<<<<

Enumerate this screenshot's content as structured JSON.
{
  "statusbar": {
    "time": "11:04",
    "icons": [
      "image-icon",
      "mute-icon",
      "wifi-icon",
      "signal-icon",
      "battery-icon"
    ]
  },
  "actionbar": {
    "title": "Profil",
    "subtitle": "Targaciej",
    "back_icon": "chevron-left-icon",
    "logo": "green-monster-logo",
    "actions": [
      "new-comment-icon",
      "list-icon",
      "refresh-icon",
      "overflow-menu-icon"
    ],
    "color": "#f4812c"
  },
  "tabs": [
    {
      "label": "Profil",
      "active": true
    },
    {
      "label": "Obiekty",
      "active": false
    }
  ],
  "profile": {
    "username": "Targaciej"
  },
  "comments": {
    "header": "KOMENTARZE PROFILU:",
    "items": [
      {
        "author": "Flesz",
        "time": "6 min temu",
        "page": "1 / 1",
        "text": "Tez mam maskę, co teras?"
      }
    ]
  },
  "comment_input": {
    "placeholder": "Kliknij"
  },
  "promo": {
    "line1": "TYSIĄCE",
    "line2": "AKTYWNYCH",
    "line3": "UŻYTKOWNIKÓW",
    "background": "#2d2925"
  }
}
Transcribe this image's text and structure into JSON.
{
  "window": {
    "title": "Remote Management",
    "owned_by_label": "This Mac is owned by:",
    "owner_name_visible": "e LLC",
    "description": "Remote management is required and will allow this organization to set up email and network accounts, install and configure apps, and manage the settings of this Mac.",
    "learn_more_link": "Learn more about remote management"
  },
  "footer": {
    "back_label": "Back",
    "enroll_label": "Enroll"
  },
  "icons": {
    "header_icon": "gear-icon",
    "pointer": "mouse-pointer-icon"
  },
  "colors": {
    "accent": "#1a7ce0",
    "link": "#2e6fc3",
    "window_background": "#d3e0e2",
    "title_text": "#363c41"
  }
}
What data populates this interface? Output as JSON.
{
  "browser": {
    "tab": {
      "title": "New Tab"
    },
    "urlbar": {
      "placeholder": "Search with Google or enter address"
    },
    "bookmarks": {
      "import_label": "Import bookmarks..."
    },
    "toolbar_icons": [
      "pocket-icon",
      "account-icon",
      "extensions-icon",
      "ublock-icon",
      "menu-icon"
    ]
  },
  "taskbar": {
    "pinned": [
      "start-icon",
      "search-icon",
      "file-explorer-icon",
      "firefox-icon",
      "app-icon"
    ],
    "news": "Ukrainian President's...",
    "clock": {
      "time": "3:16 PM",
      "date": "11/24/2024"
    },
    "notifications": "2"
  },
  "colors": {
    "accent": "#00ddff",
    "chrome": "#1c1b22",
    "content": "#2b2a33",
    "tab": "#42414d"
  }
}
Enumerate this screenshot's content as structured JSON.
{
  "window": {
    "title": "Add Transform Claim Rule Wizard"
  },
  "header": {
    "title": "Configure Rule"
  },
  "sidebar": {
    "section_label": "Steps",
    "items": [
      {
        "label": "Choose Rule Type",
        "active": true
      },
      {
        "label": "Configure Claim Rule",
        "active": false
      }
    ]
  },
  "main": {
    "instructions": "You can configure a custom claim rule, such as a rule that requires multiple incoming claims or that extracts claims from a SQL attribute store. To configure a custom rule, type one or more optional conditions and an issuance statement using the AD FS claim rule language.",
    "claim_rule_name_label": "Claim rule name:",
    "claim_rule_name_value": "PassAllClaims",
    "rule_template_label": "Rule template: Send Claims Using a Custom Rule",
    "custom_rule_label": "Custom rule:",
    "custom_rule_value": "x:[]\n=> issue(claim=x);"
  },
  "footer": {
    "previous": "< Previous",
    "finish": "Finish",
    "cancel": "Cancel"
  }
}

>>>>

Short task ▸ Type the whole listing again, unaltered.

Solution for this task ▸
Enumerate this screenshot's content as structured JSON.
{
  "statusbar": {
    "time": "11:04",
    "icons": [
      "image-icon",
      "mute-icon",
      "wifi-icon",
      "signal-icon",
      "battery-icon"
    ]
  },
  "actionbar": {
    "title": "Profil",
    "subtitle": "Targaciej",
    "back_icon": "chevron-left-icon",
    "logo": "green-monster-logo",
    "actions": [
      "new-comment-icon",
      "list-icon",
      "refresh-icon",
      "overflow-menu-icon"
    ],
    "color": "#f4812c"
  },
  "tabs": [
    {
      "label": "Profil",
      "active": true
    },
    {
      "label": "Obiekty",
      "active": false
    }
  ],
  "profile": {
    "username": "Targaciej"
  },
  "comments": {
    "header": "KOMENTARZE PROFILU:",
    "items": [
      {
        "author": "Flesz",
        "time": "6 min temu",
        "page": "1 / 1",
        "text": "Tez mam maskę, co teras?"
      }
    ]
  },
  "comment_input": {
    "placeholder": "Kliknij"
  },
  "promo": {
    "line1": "TYSIĄCE",
    "line2": "AKTYWNYCH",
    "line3": "UŻYTKOWNIKÓW",
    "background": "#2d2925"
  }
}
Transcribe this image's text and structure into JSON.
{
  "window": {
    "title": "Remote Management",
    "owned_by_label": "This Mac is owned by:",
    "owner_name_visible": "e LLC",
    "description": "Remote management is required and will allow this organization to set up email and network accounts, install and configure apps, and manage the settings of this Mac.",
    "learn_more_link": "Learn more about remote management"
  },
  "footer": {
    "back_label": "Back",
    "enroll_label": "Enroll"
  },
  "icons": {
    "header_icon": "gear-icon",
    "pointer": "mouse-pointer-icon"
  },
  "colors": {
    "accent": "#1a7ce0",
    "link": "#2e6fc3",
    "window_background": "#d3e0e2",
    "title_text": "#363c41"
  }
}
What data populates this interface? Output as JSON.
{
  "browser": {
    "tab": {
      "title": "New Tab"
    },
    "urlbar": {
      "placeholder": "Search with Google or enter address"
    },
    "bookmarks": {
      "import_label": "Import bookmarks..."
    },
    "toolbar_icons": [
      "pocket-icon",
      "account-icon",
      "extensions-icon",
      "ublock-icon",
      "menu-icon"
    ]
  },
  "taskbar": {
    "pinned": [
      "start-icon",
      "search-icon",
      "file-explorer-icon",
      "firefox-icon",
      "app-icon"
    ],
    "news": "Ukrainian President's...",
    "clock": {
      "time": "3:16 PM",
      "date": "11/24/2024"
    },
    "notifications": "2"
  },
  "colors": {
    "accent": "#00ddff",
    "chrome": "#1c1b22",
    "content": "#2b2a33",
    "tab": "#42414d"
  }
}
Enumerate this screenshot's content as structured JSON.
{
  "window": {
    "title": "Add Transform Claim Rule Wizard"
  },
  "header": {
    "title": "Configure Rule"
  },
  "sidebar": {
    "section_label": "Steps",
    "items": [
      {
        "label": "Choose Rule Type",
        "active": true
      },
      {
        "label": "Configure Claim Rule",
        "active": false
      }
    ]
  },
  "main": {
    "instructions": "You can configure a custom claim rule, such as a rule that requires multiple incoming claims or that extracts claims from a SQL attribute store. To configure a custom rule, type one or more optional conditions and an issuance statement using the AD FS claim rule language.",
    "claim_rule_name_label": "Claim rule name:",
    "claim_rule_name_value": "PassAllClaims",
    "rule_template_label": "Rule template: Send Claims Using a Custom Rule",
    "custom_rule_label": "Custom rule:",
    "custom_rule_value": "x:[]\n=> issue(claim=x);"
  },
  "footer": {
    "previous": "< Previous",
    "finish": "Finish",
    "cancel": "Cancel"
  }
}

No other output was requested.